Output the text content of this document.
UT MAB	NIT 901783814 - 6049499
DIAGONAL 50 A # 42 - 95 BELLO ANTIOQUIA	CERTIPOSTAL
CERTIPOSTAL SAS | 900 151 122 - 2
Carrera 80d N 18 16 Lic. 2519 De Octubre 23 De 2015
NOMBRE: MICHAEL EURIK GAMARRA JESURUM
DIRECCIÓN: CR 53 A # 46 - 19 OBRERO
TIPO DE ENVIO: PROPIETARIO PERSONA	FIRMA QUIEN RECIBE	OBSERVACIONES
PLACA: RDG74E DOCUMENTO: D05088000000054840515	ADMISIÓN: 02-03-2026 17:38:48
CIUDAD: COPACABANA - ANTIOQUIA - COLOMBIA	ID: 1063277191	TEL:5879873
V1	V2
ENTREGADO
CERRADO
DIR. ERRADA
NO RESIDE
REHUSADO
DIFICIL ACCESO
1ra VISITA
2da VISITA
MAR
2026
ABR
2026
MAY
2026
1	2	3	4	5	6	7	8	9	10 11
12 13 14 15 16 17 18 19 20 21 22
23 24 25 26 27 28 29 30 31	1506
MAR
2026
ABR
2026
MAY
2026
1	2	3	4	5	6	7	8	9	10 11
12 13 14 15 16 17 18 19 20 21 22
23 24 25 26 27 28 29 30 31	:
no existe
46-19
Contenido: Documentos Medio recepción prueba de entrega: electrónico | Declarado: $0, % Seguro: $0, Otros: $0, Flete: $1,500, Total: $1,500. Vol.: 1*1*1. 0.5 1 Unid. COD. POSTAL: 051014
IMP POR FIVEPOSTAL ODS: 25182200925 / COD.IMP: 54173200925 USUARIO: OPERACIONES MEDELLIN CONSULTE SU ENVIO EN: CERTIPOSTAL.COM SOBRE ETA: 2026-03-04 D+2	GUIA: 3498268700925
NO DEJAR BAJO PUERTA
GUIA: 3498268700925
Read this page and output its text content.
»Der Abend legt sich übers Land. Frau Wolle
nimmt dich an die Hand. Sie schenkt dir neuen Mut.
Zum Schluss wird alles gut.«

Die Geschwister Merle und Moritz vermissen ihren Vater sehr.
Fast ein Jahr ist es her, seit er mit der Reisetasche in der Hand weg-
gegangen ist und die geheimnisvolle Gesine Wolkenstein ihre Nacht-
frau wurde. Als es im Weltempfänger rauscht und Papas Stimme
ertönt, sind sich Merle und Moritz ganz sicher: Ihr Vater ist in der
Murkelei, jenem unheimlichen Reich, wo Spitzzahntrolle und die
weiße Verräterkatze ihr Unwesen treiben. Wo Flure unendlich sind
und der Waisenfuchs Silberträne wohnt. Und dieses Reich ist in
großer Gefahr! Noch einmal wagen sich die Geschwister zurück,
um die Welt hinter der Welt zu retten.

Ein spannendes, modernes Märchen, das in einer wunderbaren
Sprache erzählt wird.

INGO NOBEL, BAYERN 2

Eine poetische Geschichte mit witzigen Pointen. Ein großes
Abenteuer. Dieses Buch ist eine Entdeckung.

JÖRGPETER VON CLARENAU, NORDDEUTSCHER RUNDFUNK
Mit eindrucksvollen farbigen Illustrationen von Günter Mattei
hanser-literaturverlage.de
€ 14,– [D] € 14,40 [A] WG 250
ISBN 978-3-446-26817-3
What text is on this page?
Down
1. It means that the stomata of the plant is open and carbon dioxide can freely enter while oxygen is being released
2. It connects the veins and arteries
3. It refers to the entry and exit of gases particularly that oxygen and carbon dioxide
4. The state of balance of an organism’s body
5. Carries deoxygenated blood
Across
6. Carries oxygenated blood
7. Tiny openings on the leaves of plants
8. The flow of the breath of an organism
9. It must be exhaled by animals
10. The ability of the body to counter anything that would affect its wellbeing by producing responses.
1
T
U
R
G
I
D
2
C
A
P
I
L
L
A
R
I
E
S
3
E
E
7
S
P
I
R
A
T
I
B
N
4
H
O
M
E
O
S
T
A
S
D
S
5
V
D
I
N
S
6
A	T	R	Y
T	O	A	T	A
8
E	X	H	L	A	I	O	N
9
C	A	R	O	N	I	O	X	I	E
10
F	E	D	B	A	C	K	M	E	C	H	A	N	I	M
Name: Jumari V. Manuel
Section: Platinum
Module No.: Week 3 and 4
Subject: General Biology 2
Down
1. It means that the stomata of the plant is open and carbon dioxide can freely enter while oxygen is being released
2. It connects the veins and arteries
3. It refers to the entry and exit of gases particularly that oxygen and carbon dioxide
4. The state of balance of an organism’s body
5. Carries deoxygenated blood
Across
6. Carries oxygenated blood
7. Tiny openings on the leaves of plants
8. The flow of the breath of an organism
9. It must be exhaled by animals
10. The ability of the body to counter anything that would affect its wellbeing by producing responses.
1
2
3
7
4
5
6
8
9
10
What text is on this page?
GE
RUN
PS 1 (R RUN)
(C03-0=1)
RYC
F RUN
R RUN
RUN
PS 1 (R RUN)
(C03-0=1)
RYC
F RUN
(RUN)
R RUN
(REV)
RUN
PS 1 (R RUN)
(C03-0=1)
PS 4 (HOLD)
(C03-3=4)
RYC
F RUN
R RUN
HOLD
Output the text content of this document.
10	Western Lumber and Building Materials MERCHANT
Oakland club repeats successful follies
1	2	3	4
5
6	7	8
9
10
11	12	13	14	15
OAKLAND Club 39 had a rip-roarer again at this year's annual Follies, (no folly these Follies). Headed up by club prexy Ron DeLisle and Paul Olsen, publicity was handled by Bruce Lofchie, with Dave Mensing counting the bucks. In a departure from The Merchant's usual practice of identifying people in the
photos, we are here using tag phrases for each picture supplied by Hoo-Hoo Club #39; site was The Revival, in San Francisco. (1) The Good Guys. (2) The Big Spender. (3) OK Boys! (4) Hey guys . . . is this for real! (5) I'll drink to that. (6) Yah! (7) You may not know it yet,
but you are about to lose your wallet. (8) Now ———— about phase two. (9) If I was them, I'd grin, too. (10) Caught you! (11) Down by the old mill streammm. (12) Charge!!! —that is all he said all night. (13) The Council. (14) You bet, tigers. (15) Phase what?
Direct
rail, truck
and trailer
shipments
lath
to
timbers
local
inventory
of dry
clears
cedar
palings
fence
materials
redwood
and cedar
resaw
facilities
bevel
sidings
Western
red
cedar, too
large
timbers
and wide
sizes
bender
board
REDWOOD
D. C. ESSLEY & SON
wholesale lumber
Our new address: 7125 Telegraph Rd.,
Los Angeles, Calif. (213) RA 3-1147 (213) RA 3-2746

--------------------------------

## Aim
Retype the data exactly as given.

## Result for this exercise
Output the text content of this document.
UT MAB	NIT 901783814 - 6049499
DIAGONAL 50 A # 42 - 95 BELLO ANTIOQUIA	CERTIPOSTAL
CERTIPOSTAL SAS | 900 151 122 - 2
Carrera 80d N 18 16 Lic. 2519 De Octubre 23 De 2015
NOMBRE: MICHAEL EURIK GAMARRA JESURUM
DIRECCIÓN: CR 53 A # 46 - 19 OBRERO
TIPO DE ENVIO: PROPIETARIO PERSONA	FIRMA QUIEN RECIBE	OBSERVACIONES
PLACA: RDG74E DOCUMENTO: D05088000000054840515	ADMISIÓN: 02-03-2026 17:38:48
CIUDAD: COPACABANA - ANTIOQUIA - COLOMBIA	ID: 1063277191	TEL:5879873
V1	V2
ENTREGADO
CERRADO
DIR. ERRADA
NO RESIDE
REHUSADO
DIFICIL ACCESO
1ra VISITA
2da VISITA
MAR
2026
ABR
2026
MAY
2026
1	2	3	4	5	6	7	8	9	10 11
12 13 14 15 16 17 18 19 20 21 22
23 24 25 26 27 28 29 30 31	1506
MAR
2026
ABR
2026
MAY
2026
1	2	3	4	5	6	7	8	9	10 11
12 13 14 15 16 17 18 19 20 21 22
23 24 25 26 27 28 29 30 31	:
no existe
46-19
Contenido: Documentos Medio recepción prueba de entrega: electrónico | Declarado: $0, % Seguro: $0, Otros: $0, Flete: $1,500, Total: $1,500. Vol.: 1*1*1. 0.5 1 Unid. COD. POSTAL: 051014
IMP POR FIVEPOSTAL ODS: 25182200925 / COD.IMP: 54173200925 USUARIO: OPERACIONES MEDELLIN CONSULTE SU ENVIO EN: CERTIPOSTAL.COM SOBRE ETA: 2026-03-04 D+2	GUIA: 3498268700925
NO DEJAR BAJO PUERTA
GUIA: 3498268700925
Read this page and output its text content.
»Der Abend legt sich übers Land. Frau Wolle
nimmt dich an die Hand. Sie schenkt dir neuen Mut.
Zum Schluss wird alles gut.«

Die Geschwister Merle und Moritz vermissen ihren Vater sehr.
Fast ein Jahr ist es her, seit er mit der Reisetasche in der Hand weg-
gegangen ist und die geheimnisvolle Gesine Wolkenstein ihre Nacht-
frau wurde. Als es im Weltempfänger rauscht und Papas Stimme
ertönt, sind sich Merle und Moritz ganz sicher: Ihr Vater ist in der
Murkelei, jenem unheimlichen Reich, wo Spitzzahntrolle und die
weiße Verräterkatze ihr Unwesen treiben. Wo Flure unendlich sind
und der Waisenfuchs Silberträne wohnt. Und dieses Reich ist in
großer Gefahr! Noch einmal wagen sich die Geschwister zurück,
um die Welt hinter der Welt zu retten.

Ein spannendes, modernes Märchen, das in einer wunderbaren
Sprache erzählt wird.

INGO NOBEL, BAYERN 2

Eine poetische Geschichte mit witzigen Pointen. Ein großes
Abenteuer. Dieses Buch ist eine Entdeckung.

JÖRGPETER VON CLARENAU, NORDDEUTSCHER RUNDFUNK
Mit eindrucksvollen farbigen Illustrationen von Günter Mattei
hanser-literaturverlage.de
€ 14,– [D] € 14,40 [A] WG 250
ISBN 978-3-446-26817-3
What text is on this page?
Down
1. It means that the stomata of the plant is open and carbon dioxide can freely enter while oxygen is being released
2. It connects the veins and arteries
3. It refers to the entry and exit of gases particularly that oxygen and carbon dioxide
4. The state of balance of an organism’s body
5. Carries deoxygenated blood
Across
6. Carries oxygenated blood
7. Tiny openings on the leaves of plants
8. The flow of the breath of an organism
9. It must be exhaled by animals
10. The ability of the body to counter anything that would affect its wellbeing by producing responses.
1
T
U
R
G
I
D
2
C
A
P
I
L
L
A
R
I
E
S
3
E
E
7
S
P
I
R
A
T
I
B
N
4
H
O
M
E
O
S
T
A
S
D
S
5
V
D
I
N
S
6
A	T	R	Y
T	O	A	T	A
8
E	X	H	L	A	I	O	N
9
C	A	R	O	N	I	O	X	I	E
10
F	E	D	B	A	C	K	M	E	C	H	A	N	I	M
Name: Jumari V. Manuel
Section: Platinum
Module No.: Week 3 and 4
Subject: General Biology 2
Down
1. It means that the stomata of the plant is open and carbon dioxide can freely enter while oxygen is being released
2. It connects the veins and arteries
3. It refers to the entry and exit of gases particularly that oxygen and carbon dioxide
4. The state of balance of an organism’s body
5. Carries deoxygenated blood
Across
6. Carries oxygenated blood
7. Tiny openings on the leaves of plants
8. The flow of the breath of an organism
9. It must be exhaled by animals
10. The ability of the body to counter anything that would affect its wellbeing by producing responses.
1
2
3
7
4
5
6
8
9
10
What text is on this page?
GE
RUN
PS 1 (R RUN)
(C03-0=1)
RYC
F RUN
R RUN
RUN
PS 1 (R RUN)
(C03-0=1)
RYC
F RUN
(RUN)
R RUN
(REV)
RUN
PS 1 (R RUN)
(C03-0=1)
PS 4 (HOLD)
(C03-3=4)
RYC
F RUN
R RUN
HOLD
Output the text content of this document.
10	Western Lumber and Building Materials MERCHANT
Oakland club repeats successful follies
1	2	3	4
5
6	7	8
9
10
11	12	13	14	15
OAKLAND Club 39 had a rip-roarer again at this year's annual Follies, (no folly these Follies). Headed up by club prexy Ron DeLisle and Paul Olsen, publicity was handled by Bruce Lofchie, with Dave Mensing counting the bucks. In a departure from The Merchant's usual practice of identifying people in the
photos, we are here using tag phrases for each picture supplied by Hoo-Hoo Club #39; site was The Revival, in San Francisco. (1) The Good Guys. (2) The Big Spender. (3) OK Boys! (4) Hey guys . . . is this for real! (5) I'll drink to that. (6) Yah! (7) You may not know it yet,
but you are about to lose your wallet. (8) Now ———— about phase two. (9) If I was them, I'd grin, too. (10) Caught you! (11) Down by the old mill streammm. (12) Charge!!! —that is all he said all night. (13) The Council. (14) You bet, tigers. (15) Phase what?
Direct
rail, truck
and trailer
shipments
lath
to
timbers
local
inventory
of dry
clears
cedar
palings
fence
materials
redwood
and cedar
resaw
facilities
bevel
sidings
Western
red
cedar, too
large
timbers
and wide
sizes
bender
board
REDWOOD
D. C. ESSLEY & SON
wholesale lumber
Our new address: 7125 Telegraph Rd.,
Los Angeles, Calif. (213) RA 3-1147 (213) RA 3-2746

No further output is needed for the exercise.